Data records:

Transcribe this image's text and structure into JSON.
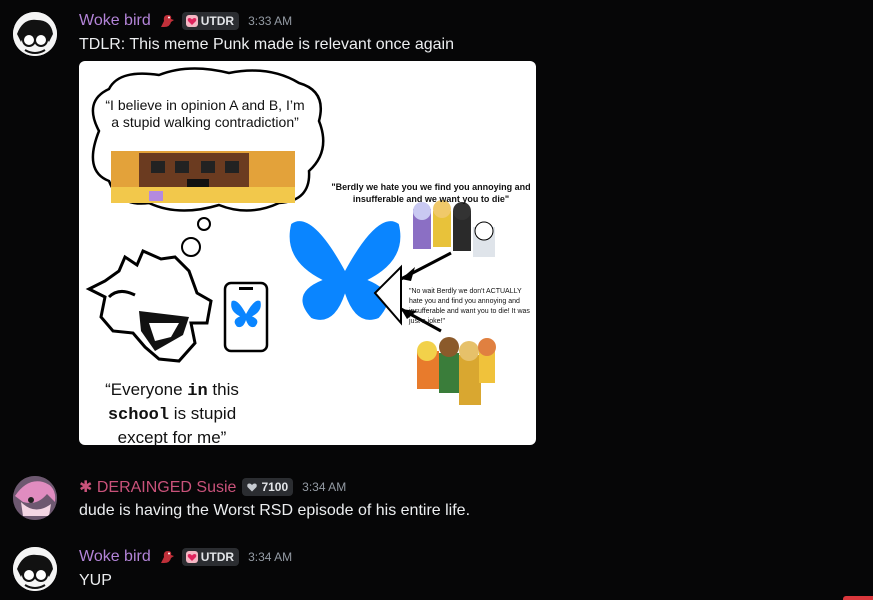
{
  "messages": [
    {
      "username": "Woke bird",
      "name_color": "#b384d8",
      "tag": "UTDR",
      "timestamp": "3:33 AM",
      "text": "TDLR: This meme Punk made is relevant once again"
    },
    {
      "username": "✱ DERAINGED Susie",
      "name_color": "#c9527a",
      "tag": "7100",
      "timestamp": "3:34 AM",
      "text": "dude is having the Worst RSD episode of his entire life."
    },
    {
      "username": "Woke bird",
      "name_color": "#b384d8",
      "tag": "UTDR",
      "timestamp": "3:34 AM",
      "text": "YUP"
    }
  ],
  "meme": {
    "thought_text": "“I believe in opinion A and B, I’m a stupid walking contradiction”",
    "crowd_quote_1": "\"Berdly we hate you we find you annoying and insufferable and  we want you to die\"",
    "crowd_quote_2": "\"No wait Berdly we don't ACTUALLY hate you and find you annoying and insufferable and want you to die! It was just a joke!\"",
    "bottom_caption_1": "“Everyone ",
    "bottom_caption_in": "in",
    "bottom_caption_2": " this",
    "bottom_caption_school": "school",
    "bottom_caption_3": " is stupid",
    "bottom_caption_4": "except for me”"
  },
  "icons": {
    "badge_tag": "heart-badge-icon",
    "role_icon": "bird-icon",
    "platform_logo": "butterfly-icon"
  },
  "colors": {
    "background": "#060607",
    "butterfly": "#0a85ff",
    "tag_badge": "#2b2d31"
  }
}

| Challenge |
The data above needs to be retyped exactly, with the images left out.

| Solution to this exercise |
Transcribe this image's text and structure into JSON.
{
  "messages": [
    {
      "username": "Woke bird",
      "name_color": "#b384d8",
      "tag": "UTDR",
      "timestamp": "3:33 AM",
      "text": "TDLR: This meme Punk made is relevant once again"
    },
    {
      "username": "✱ DERAINGED Susie",
      "name_color": "#c9527a",
      "tag": "7100",
      "timestamp": "3:34 AM",
      "text": "dude is having the Worst RSD episode of his entire life."
    },
    {
      "username": "Woke bird",
      "name_color": "#b384d8",
      "tag": "UTDR",
      "timestamp": "3:34 AM",
      "text": "YUP"
    }
  ],
  "meme": {
    "thought_text": "“I believe in opinion A and B, I’m a stupid walking contradiction”",
    "crowd_quote_1": "\"Berdly we hate you we find you annoying and insufferable and  we want you to die\"",
    "crowd_quote_2": "\"No wait Berdly we don't ACTUALLY hate you and find you annoying and insufferable and want you to die! It was just a joke!\"",
    "bottom_caption_1": "“Everyone ",
    "bottom_caption_in": "in",
    "bottom_caption_2": " this",
    "bottom_caption_school": "school",
    "bottom_caption_3": " is stupid",
    "bottom_caption_4": "except for me”"
  },
  "icons": {
    "badge_tag": "heart-badge-icon",
    "role_icon": "bird-icon",
    "platform_logo": "butterfly-icon"
  },
  "colors": {
    "background": "#060607",
    "butterfly": "#0a85ff",
    "tag_badge": "#2b2d31"
  }
}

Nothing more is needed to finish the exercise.